--- BEGIN Material provided ---

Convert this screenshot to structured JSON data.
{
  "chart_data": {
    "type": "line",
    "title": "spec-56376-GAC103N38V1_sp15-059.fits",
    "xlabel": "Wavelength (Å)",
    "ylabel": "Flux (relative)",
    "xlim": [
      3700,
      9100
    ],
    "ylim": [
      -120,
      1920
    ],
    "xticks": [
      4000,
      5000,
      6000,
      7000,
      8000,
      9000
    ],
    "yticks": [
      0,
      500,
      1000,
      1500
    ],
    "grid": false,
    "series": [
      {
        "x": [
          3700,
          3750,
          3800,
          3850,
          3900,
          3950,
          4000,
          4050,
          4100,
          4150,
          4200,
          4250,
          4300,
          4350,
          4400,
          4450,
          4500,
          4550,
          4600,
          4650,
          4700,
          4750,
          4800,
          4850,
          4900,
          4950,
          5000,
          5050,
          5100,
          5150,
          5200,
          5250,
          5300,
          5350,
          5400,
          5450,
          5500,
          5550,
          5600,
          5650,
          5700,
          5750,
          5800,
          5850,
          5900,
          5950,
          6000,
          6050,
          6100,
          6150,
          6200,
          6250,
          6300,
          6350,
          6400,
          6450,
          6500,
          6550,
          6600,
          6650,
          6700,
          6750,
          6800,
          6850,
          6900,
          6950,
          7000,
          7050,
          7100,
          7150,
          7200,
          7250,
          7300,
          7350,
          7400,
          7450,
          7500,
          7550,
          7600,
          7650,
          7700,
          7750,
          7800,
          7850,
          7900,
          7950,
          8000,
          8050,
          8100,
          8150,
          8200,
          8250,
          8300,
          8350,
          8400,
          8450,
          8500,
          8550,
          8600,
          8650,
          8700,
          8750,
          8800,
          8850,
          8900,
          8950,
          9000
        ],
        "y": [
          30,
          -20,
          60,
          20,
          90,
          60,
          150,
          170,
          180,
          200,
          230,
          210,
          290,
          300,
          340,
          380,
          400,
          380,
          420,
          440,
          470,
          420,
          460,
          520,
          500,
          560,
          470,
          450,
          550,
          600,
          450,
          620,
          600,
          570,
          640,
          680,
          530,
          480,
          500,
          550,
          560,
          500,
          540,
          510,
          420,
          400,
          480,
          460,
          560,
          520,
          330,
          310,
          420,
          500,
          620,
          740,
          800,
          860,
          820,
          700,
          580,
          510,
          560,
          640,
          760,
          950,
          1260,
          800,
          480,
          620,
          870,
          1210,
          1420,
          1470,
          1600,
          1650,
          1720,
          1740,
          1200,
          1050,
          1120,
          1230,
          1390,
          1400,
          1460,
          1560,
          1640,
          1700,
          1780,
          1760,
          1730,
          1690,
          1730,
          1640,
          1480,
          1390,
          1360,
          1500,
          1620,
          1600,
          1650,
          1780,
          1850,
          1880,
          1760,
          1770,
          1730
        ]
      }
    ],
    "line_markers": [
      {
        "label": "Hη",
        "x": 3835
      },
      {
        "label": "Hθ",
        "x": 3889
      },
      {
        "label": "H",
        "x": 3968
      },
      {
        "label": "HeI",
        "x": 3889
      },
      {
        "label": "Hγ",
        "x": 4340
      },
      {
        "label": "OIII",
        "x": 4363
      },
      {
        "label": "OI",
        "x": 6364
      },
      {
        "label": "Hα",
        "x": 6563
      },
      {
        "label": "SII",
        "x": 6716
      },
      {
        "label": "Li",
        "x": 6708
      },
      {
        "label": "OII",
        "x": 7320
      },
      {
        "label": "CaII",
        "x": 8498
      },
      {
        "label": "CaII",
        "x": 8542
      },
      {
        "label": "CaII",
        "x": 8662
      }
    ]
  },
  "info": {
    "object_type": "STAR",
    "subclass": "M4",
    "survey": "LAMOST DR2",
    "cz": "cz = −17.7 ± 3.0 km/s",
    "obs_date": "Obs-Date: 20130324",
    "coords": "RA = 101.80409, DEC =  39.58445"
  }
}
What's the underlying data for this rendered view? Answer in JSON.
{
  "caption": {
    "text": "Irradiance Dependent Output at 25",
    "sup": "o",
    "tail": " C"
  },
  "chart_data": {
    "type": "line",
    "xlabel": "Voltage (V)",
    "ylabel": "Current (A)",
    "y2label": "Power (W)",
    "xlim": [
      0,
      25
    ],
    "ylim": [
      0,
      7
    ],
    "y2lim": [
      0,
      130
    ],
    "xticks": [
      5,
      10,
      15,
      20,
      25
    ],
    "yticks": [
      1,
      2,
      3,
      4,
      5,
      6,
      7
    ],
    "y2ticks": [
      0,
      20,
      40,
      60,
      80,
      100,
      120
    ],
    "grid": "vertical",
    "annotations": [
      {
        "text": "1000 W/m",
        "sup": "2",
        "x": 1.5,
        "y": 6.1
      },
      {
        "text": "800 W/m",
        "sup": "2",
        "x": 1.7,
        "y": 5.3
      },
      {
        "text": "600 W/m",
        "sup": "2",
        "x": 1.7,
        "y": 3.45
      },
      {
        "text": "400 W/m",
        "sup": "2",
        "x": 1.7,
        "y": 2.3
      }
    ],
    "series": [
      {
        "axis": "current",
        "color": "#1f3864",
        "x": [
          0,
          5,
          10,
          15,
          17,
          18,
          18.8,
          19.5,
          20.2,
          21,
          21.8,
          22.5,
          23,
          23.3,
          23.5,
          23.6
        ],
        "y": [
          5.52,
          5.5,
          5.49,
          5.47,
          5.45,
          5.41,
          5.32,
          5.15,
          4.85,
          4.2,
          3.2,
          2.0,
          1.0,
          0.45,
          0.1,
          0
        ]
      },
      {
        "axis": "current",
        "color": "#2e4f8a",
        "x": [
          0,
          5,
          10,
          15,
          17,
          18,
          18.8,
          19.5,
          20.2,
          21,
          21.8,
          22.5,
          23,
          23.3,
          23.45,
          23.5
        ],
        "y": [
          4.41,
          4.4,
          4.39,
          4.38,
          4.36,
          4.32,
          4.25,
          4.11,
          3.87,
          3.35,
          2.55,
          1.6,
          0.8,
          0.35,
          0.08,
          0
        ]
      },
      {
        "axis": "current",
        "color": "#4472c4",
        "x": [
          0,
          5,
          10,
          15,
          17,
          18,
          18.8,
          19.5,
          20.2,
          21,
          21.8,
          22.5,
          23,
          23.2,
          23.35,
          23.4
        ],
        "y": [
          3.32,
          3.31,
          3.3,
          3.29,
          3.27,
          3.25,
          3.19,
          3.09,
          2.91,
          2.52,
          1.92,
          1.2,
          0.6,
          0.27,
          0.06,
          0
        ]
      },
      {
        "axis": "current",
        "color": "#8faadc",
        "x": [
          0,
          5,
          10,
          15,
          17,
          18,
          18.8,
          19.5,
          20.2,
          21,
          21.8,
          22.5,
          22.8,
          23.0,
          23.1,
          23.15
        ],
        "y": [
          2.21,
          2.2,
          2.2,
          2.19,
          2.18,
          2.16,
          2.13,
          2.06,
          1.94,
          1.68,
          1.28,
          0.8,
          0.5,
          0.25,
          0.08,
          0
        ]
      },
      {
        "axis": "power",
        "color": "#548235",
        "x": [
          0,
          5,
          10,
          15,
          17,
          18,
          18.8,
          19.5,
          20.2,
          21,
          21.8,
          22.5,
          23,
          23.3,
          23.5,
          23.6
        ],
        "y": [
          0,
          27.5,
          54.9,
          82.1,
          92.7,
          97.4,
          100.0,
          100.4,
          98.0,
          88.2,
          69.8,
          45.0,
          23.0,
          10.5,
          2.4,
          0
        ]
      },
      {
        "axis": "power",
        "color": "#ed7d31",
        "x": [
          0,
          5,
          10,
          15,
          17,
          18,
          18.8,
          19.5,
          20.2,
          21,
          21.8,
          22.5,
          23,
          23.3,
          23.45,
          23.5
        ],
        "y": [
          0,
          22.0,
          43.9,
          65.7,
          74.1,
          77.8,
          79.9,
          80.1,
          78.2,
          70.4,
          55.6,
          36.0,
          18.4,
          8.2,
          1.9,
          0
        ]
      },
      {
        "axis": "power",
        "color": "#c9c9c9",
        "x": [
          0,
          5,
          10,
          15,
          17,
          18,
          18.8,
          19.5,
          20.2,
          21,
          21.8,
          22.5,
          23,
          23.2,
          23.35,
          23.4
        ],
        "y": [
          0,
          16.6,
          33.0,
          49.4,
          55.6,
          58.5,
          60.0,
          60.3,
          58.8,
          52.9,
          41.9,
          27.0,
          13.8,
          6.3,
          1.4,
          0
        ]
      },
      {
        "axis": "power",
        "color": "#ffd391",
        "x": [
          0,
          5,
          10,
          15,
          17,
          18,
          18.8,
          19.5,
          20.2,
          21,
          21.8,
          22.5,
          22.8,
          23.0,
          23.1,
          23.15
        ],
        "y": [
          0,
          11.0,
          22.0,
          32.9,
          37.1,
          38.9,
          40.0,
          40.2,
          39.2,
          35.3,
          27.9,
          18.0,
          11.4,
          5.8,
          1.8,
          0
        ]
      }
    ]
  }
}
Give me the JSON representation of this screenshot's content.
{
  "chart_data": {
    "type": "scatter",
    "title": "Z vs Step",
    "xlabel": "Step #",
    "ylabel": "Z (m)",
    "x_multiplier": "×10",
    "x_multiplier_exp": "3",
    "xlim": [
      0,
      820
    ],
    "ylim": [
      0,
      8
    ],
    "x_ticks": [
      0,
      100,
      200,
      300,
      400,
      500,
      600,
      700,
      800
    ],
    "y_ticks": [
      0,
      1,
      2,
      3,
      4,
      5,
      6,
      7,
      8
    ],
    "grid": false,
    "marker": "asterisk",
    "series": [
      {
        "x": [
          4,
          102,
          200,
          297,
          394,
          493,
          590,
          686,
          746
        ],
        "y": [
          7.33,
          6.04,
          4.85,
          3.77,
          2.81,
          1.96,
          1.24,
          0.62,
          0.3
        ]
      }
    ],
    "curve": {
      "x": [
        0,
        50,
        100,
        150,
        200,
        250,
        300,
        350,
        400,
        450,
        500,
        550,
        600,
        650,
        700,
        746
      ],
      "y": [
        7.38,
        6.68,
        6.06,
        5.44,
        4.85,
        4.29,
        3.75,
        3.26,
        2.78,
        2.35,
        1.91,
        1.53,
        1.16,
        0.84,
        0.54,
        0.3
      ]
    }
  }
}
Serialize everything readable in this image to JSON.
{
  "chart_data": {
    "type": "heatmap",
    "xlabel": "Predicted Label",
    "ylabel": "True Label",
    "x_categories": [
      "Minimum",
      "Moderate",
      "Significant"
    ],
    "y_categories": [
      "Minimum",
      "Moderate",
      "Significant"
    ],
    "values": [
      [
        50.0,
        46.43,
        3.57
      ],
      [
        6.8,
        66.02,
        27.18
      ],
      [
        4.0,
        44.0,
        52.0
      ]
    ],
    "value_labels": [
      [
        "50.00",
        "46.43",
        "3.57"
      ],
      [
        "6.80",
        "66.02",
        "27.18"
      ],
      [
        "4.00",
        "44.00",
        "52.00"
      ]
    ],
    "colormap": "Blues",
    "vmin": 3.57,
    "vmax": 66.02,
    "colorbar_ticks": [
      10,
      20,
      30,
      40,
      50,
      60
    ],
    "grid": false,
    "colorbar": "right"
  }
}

--- END Material provided ---

### Your goal
What is the number of lines in the listing that contain the string "JSON"? Reply with that number alone.

### Reply to the exercise
4